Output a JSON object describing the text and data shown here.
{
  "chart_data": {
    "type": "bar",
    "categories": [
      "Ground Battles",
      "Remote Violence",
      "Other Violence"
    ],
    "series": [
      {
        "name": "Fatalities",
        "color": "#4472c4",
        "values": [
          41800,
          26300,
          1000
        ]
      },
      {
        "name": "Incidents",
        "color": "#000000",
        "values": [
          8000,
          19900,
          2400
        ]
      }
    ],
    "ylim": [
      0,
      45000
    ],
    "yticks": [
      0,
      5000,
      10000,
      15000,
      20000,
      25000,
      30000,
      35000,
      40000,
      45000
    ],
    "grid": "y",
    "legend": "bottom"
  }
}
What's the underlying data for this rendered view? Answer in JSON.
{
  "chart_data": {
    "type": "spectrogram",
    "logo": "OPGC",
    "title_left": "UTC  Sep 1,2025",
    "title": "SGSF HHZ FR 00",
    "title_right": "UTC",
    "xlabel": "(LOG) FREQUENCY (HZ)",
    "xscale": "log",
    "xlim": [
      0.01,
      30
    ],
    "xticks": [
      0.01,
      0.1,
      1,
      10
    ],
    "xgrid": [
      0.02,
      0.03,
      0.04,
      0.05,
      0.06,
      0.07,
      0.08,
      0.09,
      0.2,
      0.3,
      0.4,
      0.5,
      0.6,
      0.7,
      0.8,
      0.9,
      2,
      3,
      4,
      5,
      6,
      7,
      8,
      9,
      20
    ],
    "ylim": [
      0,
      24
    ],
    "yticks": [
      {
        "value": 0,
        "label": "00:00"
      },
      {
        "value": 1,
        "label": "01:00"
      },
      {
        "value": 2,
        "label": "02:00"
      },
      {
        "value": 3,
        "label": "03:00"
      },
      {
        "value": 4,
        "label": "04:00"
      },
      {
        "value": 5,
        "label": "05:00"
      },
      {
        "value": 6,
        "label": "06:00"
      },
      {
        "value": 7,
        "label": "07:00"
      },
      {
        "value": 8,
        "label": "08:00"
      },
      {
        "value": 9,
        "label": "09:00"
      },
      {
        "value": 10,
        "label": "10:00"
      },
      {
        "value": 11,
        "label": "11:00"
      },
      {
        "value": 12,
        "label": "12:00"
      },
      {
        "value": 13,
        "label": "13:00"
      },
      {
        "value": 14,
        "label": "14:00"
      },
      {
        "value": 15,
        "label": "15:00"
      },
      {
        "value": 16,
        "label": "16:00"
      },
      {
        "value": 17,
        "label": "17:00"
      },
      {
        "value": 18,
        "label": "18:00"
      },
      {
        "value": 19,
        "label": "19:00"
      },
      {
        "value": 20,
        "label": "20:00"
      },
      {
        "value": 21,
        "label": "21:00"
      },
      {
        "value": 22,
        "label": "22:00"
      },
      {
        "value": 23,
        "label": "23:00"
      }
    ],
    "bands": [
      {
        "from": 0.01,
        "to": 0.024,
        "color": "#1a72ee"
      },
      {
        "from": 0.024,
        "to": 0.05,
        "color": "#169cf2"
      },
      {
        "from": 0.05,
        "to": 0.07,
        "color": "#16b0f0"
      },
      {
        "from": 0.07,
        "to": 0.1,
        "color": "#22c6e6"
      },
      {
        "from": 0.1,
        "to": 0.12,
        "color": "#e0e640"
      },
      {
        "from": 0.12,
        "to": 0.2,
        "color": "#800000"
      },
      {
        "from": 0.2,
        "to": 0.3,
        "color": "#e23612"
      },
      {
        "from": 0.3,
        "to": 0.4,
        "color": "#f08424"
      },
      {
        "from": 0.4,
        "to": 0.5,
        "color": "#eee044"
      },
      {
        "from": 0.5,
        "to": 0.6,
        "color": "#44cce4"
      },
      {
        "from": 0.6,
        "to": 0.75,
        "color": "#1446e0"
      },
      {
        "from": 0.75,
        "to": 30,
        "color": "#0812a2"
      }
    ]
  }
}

:::::

> Task details:
Word for word, quote all of the data above.

> Answer:
Output a JSON object describing the text and data shown here.
{
  "chart_data": {
    "type": "bar",
    "categories": [
      "Ground Battles",
      "Remote Violence",
      "Other Violence"
    ],
    "series": [
      {
        "name": "Fatalities",
        "color": "#4472c4",
        "values": [
          41800,
          26300,
          1000
        ]
      },
      {
        "name": "Incidents",
        "color": "#000000",
        "values": [
          8000,
          19900,
          2400
        ]
      }
    ],
    "ylim": [
      0,
      45000
    ],
    "yticks": [
      0,
      5000,
      10000,
      15000,
      20000,
      25000,
      30000,
      35000,
      40000,
      45000
    ],
    "grid": "y",
    "legend": "bottom"
  }
}
What's the underlying data for this rendered view? Answer in JSON.
{
  "chart_data": {
    "type": "spectrogram",
    "logo": "OPGC",
    "title_left": "UTC  Sep 1,2025",
    "title": "SGSF HHZ FR 00",
    "title_right": "UTC",
    "xlabel": "(LOG) FREQUENCY (HZ)",
    "xscale": "log",
    "xlim": [
      0.01,
      30
    ],
    "xticks": [
      0.01,
      0.1,
      1,
      10
    ],
    "xgrid": [
      0.02,
      0.03,
      0.04,
      0.05,
      0.06,
      0.07,
      0.08,
      0.09,
      0.2,
      0.3,
      0.4,
      0.5,
      0.6,
      0.7,
      0.8,
      0.9,
      2,
      3,
      4,
      5,
      6,
      7,
      8,
      9,
      20
    ],
    "ylim": [
      0,
      24
    ],
    "yticks": [
      {
        "value": 0,
        "label": "00:00"
      },
      {
        "value": 1,
        "label": "01:00"
      },
      {
        "value": 2,
        "label": "02:00"
      },
      {
        "value": 3,
        "label": "03:00"
      },
      {
        "value": 4,
        "label": "04:00"
      },
      {
        "value": 5,
        "label": "05:00"
      },
      {
        "value": 6,
        "label": "06:00"
      },
      {
        "value": 7,
        "label": "07:00"
      },
      {
        "value": 8,
        "label": "08:00"
      },
      {
        "value": 9,
        "label": "09:00"
      },
      {
        "value": 10,
        "label": "10:00"
      },
      {
        "value": 11,
        "label": "11:00"
      },
      {
        "value": 12,
        "label": "12:00"
      },
      {
        "value": 13,
        "label": "13:00"
      },
      {
        "value": 14,
        "label": "14:00"
      },
      {
        "value": 15,
        "label": "15:00"
      },
      {
        "value": 16,
        "label": "16:00"
      },
      {
        "value": 17,
        "label": "17:00"
      },
      {
        "value": 18,
        "label": "18:00"
      },
      {
        "value": 19,
        "label": "19:00"
      },
      {
        "value": 20,
        "label": "20:00"
      },
      {
        "value": 21,
        "label": "21:00"
      },
      {
        "value": 22,
        "label": "22:00"
      },
      {
        "value": 23,
        "label": "23:00"
      }
    ],
    "bands": [
      {
        "from": 0.01,
        "to": 0.024,
        "color": "#1a72ee"
      },
      {
        "from": 0.024,
        "to": 0.05,
        "color": "#169cf2"
      },
      {
        "from": 0.05,
        "to": 0.07,
        "color": "#16b0f0"
      },
      {
        "from": 0.07,
        "to": 0.1,
        "color": "#22c6e6"
      },
      {
        "from": 0.1,
        "to": 0.12,
        "color": "#e0e640"
      },
      {
        "from": 0.12,
        "to": 0.2,
        "color": "#800000"
      },
      {
        "from": 0.2,
        "to": 0.3,
        "color": "#e23612"
      },
      {
        "from": 0.3,
        "to": 0.4,
        "color": "#f08424"
      },
      {
        "from": 0.4,
        "to": 0.5,
        "color": "#eee044"
      },
      {
        "from": 0.5,
        "to": 0.6,
        "color": "#44cce4"
      },
      {
        "from": 0.6,
        "to": 0.75,
        "color": "#1446e0"
      },
      {
        "from": 0.75,
        "to": 30,
        "color": "#0812a2"
      }
    ]
  }
}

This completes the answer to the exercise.